***** Page extract *****

1. Advertiser shall have advertising exclusivity for the multi-product
category of new and used, domestic and imported automobiles (i.e. passenger
cars and trucks), rentals and/or sales (collectively, "Automobiles") for
Programming Year 1 for DEN programming Episode(s) to be distributed on or
by DEN's channels and/or websites on the World Wide Web.
2. At Advertiser's request, DEN and Advertiser shall work together in good
faith to develop Advertiser's advertising and any other sponsorship
elements for Programming Year 1. If Advertiser desires, DEN will consult
with Advertiser and its advertising agencies to develop its creative for
DEN. If Advertiser desires, DEN will also produce in-house the banners and
commercials which Advertiser runs on DEN programming. If DEN produces
Advertiser's banners and commercials in-house, there will be no charge to
Advertiser for this production. Advertising may include audiovisual
advertising spots similar to television commercials ("Commercial Spots"),
so-called banner ads displayed on DEN's web pages ("Banner Ads"), in-Episode
product placements (i.e., "hero" cars and trucks in DEN shows), audio
clips, endorsements, games, contests, sweepstakes, hypertext links to
informational or purchase opportunities or other advertising opportunities
mutually agreeable to DEN and Advertiser (collectively "Ad(s)").
Additionally, if Advertiser desires to include in-Episode product
placement, DEN will, at no additional cost to Advertiser make good faith
efforts to incorporate such product(s) in recognizable form into Episode(s)
if consistent with DEN's artistic and creative vision of the Episode(s) and
subject to DEN's production schedule.
3. DEN guarantees that the aggregate of all Episode(s) first released in
Programming Year 1 which include Advertiser messages shall receive not less
than an aggregate of [*] advertising impressions. Of the [*] impressions, at
least [*] will come from Advertiser banners and commercials if Advertiser
chooses to make broadscale use of these types of creative elements. The
remainder may come from a combination of banners, commercials, product
placement and other types of Advertiser mentions. Impressions achieved for
Advertiser during the May-June 1999 development phase will be at no cost to
Advertiser, but DEN will count all impressions toward the [*] impressions
guarantee. The accounting of advertising impressions shall be verified by a
mutually agreed upon third-party verification service. If fewer Total
Impressions are verified, the remedy to Advertiser will be one of the
following: [*]
* Certain information on this page has been omitted and filed separately with
the Commission. Confidential treatment has been requested with respect to the
omitted portions.

*****

> [To do]
1 - Duplicate the passage of the DEN advertising agreement that starts with the words "1. Advertiser shall" and stops after "World Wide Web.".
2 - According to the DEN advertising agreement, what does the Advertiser pay if DEN produces the Advertiser's banners and commercials in-house?
3 - Say whether each statement agrees with the DEN advertising agreement. Answer yes or no, and quote the deciding words.
(a) Impressions achieved during the May-June 1999 development phase cost the Advertiser nothing.
(b) DEN alone verifies the accounting of advertising impressions.
(c) DEN's efforts to include in-Episode product placement do not depend on its production schedule.
None of the records matter for this work.

***** Data extract *****

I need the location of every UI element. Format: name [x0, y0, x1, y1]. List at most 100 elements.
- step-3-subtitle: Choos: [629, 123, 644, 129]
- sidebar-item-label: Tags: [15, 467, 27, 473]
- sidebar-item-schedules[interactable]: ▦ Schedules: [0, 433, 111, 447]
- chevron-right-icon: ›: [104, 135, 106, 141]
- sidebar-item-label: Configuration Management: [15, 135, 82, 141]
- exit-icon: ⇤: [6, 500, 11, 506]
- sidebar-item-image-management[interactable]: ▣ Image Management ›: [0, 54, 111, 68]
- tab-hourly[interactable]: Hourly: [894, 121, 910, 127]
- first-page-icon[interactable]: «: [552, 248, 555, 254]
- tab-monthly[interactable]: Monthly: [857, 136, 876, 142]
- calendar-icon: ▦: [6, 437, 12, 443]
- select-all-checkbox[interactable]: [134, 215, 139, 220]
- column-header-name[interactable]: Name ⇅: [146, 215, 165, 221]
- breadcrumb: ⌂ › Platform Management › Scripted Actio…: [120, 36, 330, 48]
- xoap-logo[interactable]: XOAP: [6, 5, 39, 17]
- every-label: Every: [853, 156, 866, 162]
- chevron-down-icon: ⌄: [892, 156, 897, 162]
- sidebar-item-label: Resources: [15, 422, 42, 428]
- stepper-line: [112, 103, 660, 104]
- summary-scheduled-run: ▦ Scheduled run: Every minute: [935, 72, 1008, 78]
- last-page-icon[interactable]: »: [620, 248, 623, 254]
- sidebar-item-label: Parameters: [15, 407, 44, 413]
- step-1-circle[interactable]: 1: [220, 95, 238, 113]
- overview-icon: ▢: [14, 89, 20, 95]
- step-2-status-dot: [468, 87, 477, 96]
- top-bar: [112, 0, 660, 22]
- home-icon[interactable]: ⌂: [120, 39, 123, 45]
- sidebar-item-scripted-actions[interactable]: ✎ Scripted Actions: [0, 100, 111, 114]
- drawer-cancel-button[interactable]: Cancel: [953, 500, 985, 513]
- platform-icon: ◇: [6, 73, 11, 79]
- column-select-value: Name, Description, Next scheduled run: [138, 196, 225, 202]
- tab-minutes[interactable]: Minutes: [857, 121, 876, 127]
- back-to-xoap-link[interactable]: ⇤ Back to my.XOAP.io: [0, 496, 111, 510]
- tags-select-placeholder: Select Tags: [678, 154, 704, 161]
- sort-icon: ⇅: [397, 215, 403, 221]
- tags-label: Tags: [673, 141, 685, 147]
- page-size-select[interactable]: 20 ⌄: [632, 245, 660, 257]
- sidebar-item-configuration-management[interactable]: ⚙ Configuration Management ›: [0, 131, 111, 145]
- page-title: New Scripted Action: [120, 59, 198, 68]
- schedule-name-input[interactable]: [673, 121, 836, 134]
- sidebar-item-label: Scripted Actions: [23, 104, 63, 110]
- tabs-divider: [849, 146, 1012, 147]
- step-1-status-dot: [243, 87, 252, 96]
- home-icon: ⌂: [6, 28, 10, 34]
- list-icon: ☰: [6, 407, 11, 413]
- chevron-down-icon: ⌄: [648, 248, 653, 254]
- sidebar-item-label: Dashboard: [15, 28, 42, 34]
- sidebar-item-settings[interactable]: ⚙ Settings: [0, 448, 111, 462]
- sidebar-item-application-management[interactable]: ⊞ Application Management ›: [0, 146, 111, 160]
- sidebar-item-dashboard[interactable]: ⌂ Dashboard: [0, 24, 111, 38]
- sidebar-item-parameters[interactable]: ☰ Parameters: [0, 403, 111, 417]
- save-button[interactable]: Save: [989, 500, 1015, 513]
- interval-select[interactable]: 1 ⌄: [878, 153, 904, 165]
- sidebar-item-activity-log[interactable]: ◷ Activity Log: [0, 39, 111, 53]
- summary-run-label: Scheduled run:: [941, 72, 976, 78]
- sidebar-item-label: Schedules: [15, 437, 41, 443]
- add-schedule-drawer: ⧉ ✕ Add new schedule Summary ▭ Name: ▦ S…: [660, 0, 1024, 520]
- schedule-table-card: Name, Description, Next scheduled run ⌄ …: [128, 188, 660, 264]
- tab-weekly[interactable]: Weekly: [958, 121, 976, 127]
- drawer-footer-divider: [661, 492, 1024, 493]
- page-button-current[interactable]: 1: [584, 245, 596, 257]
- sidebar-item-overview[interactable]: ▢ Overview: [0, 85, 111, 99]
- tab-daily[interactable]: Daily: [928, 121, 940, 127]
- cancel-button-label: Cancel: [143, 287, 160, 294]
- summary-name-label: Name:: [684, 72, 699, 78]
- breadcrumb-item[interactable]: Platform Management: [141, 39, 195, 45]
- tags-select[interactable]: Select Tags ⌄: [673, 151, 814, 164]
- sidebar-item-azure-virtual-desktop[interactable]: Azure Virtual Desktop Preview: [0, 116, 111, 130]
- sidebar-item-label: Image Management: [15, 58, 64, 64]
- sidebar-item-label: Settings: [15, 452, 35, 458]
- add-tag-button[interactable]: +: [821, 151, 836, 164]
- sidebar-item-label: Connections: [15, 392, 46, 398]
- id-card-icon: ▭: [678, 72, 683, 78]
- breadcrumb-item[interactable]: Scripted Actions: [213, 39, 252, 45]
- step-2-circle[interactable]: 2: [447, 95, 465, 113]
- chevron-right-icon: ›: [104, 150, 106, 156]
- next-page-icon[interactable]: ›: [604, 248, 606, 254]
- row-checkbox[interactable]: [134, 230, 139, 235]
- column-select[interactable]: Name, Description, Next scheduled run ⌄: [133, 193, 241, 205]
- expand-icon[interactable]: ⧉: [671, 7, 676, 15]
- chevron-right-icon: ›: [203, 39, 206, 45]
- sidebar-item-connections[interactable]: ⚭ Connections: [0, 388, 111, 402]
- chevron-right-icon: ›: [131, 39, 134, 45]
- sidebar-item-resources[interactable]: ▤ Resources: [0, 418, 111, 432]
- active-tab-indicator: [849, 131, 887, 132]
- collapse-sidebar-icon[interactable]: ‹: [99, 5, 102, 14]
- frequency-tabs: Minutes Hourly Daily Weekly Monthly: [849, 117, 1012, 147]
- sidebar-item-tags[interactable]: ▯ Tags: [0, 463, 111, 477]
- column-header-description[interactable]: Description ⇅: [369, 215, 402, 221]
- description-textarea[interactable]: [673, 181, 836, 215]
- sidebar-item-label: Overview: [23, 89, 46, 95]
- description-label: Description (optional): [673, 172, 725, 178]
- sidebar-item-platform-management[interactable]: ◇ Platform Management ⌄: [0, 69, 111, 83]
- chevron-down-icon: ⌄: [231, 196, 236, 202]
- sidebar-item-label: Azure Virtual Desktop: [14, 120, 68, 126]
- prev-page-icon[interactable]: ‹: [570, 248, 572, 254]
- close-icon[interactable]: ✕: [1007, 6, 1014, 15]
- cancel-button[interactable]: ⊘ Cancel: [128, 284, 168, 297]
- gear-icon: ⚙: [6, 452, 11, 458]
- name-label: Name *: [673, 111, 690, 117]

*****

> [List of solutions]
1 -
1. Advertiser shall have advertising exclusivity for the multi-product
category of new and used, domestic and imported automobiles (i.e. passenger
cars and trucks), rentals and/or sales (collectively, "Automobiles") for
Programming Year 1 for DEN programming Episode(s) to be distributed on or
by DEN's channels and/or websites on the World Wide Web.

2 - Nothing. There is no charge to the Advertiser for this production.

3 -
(a) Yes: "Impressions achieved for Advertiser during the May-June 1999 development phase will be at no cost to Advertiser"
(b) No: "shall be verified by a mutually agreed upon third-party verification service"
(c) No: "subject to DEN's production schedule"